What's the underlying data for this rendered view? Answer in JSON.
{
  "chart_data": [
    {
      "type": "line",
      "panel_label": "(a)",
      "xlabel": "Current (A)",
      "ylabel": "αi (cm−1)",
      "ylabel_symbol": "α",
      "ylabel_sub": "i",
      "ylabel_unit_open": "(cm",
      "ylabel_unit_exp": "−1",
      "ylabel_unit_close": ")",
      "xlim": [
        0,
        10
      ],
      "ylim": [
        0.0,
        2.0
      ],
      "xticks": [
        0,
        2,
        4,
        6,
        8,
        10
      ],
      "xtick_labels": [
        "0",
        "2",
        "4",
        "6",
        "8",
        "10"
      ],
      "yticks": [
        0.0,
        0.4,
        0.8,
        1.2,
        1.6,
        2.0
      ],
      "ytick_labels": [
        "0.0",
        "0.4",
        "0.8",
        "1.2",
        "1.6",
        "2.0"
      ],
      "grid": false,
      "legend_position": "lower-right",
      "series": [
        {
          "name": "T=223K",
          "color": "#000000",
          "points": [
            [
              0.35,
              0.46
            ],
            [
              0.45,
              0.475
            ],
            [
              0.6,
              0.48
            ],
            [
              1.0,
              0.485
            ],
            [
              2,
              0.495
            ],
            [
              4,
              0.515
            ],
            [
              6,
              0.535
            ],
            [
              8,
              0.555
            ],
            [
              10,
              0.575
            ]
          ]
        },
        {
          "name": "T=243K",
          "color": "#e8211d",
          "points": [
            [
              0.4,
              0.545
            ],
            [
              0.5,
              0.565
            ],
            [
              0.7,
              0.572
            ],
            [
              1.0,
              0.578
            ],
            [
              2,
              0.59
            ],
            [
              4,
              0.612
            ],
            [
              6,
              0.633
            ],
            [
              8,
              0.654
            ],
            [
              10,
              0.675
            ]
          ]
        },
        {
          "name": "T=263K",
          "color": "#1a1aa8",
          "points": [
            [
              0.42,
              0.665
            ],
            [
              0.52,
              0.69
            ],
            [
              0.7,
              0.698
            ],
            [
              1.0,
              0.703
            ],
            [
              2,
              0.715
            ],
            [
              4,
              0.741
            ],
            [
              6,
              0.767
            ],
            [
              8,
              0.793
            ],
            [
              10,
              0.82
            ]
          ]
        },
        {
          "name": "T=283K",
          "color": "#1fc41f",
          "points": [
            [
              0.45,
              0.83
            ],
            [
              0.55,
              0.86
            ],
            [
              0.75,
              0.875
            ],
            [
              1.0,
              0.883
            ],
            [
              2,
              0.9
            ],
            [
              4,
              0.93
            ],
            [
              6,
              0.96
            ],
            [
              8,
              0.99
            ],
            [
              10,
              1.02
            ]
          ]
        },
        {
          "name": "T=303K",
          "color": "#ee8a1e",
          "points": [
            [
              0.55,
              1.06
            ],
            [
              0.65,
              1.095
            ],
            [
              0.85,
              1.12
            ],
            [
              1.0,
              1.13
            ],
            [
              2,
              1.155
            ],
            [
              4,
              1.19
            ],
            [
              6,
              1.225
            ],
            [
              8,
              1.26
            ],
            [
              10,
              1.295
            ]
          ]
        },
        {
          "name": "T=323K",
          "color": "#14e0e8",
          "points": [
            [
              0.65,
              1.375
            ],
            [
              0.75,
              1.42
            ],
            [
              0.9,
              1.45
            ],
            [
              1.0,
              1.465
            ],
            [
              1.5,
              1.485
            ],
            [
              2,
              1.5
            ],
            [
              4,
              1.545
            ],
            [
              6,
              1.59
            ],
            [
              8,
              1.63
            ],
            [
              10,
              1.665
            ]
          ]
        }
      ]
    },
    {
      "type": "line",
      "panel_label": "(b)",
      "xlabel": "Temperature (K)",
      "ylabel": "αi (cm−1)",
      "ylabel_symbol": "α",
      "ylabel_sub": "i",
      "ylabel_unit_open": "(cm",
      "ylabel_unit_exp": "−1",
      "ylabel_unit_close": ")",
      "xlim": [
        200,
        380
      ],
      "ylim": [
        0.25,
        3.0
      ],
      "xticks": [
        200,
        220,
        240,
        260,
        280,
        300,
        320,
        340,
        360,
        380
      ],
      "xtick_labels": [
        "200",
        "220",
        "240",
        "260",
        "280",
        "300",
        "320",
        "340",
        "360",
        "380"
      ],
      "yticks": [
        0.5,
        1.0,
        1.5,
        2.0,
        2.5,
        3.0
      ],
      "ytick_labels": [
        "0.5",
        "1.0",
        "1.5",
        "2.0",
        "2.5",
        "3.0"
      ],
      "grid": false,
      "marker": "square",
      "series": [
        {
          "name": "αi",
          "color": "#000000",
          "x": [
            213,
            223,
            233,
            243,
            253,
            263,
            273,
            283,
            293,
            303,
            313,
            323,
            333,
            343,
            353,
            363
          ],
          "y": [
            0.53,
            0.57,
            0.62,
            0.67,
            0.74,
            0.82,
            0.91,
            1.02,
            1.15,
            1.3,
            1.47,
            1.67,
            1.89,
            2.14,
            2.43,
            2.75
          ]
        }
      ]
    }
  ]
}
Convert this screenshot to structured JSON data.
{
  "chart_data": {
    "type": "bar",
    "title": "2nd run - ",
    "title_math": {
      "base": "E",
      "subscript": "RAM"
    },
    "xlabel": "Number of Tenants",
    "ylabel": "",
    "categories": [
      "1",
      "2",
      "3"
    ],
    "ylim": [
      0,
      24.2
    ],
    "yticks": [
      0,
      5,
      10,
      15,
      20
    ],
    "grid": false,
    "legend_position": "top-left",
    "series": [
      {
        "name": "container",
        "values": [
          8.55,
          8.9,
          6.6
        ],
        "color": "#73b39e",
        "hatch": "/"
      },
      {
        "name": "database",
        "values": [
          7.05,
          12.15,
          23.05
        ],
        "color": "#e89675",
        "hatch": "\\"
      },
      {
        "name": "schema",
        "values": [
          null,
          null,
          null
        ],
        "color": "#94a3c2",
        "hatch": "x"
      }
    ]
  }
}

+++++

TASK STATEMENT:
Copy out every line from the records that has the word "color".

THE RESPONSE:
          "color": "#000000",
          "color": "#e8211d",
          "color": "#1a1aa8",
          "color": "#1fc41f",
          "color": "#ee8a1e",
          "color": "#14e0e8",
          "color": "#000000",
        "color": "#73b39e",
        "color": "#e89675",
        "color": "#94a3c2",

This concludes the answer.